- [Task prompt]
Copy the records word for word, from their first line through the line with "kg-label: kg — [11, 533, 19, 540]", both included.

- [Raw data]
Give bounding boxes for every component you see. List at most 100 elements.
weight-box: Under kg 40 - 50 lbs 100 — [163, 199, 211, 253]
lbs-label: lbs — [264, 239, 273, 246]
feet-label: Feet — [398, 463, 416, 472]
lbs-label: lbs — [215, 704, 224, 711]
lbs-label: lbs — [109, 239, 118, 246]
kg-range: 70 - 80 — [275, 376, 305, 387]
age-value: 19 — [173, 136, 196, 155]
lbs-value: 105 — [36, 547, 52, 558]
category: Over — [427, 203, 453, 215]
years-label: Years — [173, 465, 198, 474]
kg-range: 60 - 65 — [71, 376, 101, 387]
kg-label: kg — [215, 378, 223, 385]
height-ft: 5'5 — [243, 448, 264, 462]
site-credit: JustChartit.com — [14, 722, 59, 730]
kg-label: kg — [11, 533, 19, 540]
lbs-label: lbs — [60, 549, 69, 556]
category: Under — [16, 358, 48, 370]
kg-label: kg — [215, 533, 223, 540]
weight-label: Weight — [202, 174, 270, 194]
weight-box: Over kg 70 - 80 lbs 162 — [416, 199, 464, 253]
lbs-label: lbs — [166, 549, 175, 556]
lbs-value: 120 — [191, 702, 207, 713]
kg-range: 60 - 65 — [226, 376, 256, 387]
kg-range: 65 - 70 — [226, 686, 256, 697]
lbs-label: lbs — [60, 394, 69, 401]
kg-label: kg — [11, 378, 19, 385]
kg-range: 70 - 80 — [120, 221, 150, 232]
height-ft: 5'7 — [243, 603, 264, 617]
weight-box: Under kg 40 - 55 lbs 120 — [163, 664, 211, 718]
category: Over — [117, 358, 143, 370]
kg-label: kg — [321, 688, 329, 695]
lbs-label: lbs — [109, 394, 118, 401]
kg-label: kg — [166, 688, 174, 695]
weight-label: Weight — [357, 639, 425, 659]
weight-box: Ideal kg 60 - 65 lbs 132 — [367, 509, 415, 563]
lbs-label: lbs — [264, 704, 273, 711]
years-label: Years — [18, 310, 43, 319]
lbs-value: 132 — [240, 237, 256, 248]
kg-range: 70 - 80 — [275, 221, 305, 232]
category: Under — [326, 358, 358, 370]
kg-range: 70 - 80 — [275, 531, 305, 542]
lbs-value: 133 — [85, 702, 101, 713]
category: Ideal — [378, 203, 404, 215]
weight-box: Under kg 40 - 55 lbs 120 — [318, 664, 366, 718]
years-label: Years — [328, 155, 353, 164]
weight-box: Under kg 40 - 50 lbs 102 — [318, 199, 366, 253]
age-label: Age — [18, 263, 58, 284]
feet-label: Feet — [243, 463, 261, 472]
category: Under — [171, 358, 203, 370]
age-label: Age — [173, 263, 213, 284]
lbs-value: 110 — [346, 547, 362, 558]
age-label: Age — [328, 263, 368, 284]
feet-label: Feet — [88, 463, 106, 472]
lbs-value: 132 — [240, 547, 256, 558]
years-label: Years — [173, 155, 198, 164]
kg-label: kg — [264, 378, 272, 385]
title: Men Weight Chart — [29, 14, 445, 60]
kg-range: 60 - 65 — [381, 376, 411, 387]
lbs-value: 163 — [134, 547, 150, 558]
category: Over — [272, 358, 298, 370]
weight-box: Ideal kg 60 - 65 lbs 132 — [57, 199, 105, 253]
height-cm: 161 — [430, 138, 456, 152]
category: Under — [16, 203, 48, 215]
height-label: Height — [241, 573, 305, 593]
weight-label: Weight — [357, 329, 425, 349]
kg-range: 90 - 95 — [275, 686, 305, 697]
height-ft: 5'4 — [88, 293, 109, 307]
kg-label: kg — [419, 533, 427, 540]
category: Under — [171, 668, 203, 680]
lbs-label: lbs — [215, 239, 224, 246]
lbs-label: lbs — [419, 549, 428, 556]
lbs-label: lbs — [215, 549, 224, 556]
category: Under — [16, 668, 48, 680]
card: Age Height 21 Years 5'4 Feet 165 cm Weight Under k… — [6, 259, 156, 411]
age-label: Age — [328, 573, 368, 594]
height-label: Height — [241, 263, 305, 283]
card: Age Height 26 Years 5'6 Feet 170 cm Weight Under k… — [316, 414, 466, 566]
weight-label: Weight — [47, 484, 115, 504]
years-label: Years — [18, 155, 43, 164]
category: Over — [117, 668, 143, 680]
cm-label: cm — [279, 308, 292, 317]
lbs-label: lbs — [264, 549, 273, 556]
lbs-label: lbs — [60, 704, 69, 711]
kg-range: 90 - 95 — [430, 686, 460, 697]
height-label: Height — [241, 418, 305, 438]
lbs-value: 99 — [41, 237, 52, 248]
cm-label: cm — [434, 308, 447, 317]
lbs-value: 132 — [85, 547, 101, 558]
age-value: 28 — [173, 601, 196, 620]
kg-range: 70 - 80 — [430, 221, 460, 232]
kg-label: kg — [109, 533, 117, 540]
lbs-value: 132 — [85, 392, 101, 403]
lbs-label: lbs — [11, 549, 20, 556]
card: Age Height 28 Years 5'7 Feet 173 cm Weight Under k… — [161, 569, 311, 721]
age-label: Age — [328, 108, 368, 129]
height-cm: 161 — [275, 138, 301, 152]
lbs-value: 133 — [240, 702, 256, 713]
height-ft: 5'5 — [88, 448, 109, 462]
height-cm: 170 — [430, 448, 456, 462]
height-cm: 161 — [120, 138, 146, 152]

- [Complete answer]
Give bounding boxes for every component you see. List at most 100 elements.
weight-box: Under kg 40 - 50 lbs 100 — [163, 199, 211, 253]
lbs-label: lbs — [264, 239, 273, 246]
feet-label: Feet — [398, 463, 416, 472]
lbs-label: lbs — [215, 704, 224, 711]
lbs-label: lbs — [109, 239, 118, 246]
kg-range: 70 - 80 — [275, 376, 305, 387]
age-value: 19 — [173, 136, 196, 155]
lbs-value: 105 — [36, 547, 52, 558]
category: Over — [427, 203, 453, 215]
years-label: Years — [173, 465, 198, 474]
kg-range: 60 - 65 — [71, 376, 101, 387]
kg-label: kg — [215, 378, 223, 385]
height-ft: 5'5 — [243, 448, 264, 462]
site-credit: JustChartit.com — [14, 722, 59, 730]
kg-label: kg — [11, 533, 19, 540]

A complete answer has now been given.